# [Exercise task]
Below are records. Copy every line with "Сортировка" in it.

# [Data supplied]
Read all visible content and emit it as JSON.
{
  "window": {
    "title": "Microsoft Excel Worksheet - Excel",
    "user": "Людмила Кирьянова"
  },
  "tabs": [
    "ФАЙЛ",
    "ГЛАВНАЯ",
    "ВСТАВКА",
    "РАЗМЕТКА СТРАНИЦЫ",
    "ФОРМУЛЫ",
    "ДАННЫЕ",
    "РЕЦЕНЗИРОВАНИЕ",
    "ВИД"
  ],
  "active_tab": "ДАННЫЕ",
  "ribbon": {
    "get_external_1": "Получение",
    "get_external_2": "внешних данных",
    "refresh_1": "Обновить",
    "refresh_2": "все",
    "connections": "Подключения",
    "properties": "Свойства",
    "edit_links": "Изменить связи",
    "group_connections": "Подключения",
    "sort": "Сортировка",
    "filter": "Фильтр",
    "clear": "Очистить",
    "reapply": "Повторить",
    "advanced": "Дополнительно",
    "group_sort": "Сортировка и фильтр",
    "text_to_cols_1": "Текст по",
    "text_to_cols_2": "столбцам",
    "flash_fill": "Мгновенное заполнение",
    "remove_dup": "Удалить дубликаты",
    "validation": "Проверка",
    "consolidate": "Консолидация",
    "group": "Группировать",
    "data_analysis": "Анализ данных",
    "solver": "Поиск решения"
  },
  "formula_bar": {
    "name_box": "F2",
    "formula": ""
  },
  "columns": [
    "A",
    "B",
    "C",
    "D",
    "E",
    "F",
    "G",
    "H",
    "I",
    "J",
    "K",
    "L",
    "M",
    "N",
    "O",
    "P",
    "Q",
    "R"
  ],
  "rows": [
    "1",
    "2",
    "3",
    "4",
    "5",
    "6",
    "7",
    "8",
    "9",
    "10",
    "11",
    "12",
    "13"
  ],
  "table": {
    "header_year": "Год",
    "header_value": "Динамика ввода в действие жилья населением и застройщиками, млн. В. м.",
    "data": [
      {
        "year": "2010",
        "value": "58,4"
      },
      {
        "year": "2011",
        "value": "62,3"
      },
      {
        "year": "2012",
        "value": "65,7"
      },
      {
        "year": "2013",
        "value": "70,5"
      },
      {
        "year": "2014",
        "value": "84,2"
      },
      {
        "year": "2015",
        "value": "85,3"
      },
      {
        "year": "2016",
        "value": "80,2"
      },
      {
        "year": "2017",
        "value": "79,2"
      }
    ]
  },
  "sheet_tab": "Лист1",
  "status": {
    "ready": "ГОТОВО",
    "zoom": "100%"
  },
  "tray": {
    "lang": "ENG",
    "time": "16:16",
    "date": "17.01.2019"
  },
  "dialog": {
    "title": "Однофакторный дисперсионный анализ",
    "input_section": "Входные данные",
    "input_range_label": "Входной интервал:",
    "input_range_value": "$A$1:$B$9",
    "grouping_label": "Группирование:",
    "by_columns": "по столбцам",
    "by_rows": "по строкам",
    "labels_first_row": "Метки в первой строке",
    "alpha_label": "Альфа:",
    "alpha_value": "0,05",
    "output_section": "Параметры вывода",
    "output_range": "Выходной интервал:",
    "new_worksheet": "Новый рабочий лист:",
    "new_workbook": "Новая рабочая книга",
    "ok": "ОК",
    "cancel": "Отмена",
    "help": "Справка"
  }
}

# [Result of this task]
    "sort": "Сортировка",
    "group_sort": "Сортировка и фильтр",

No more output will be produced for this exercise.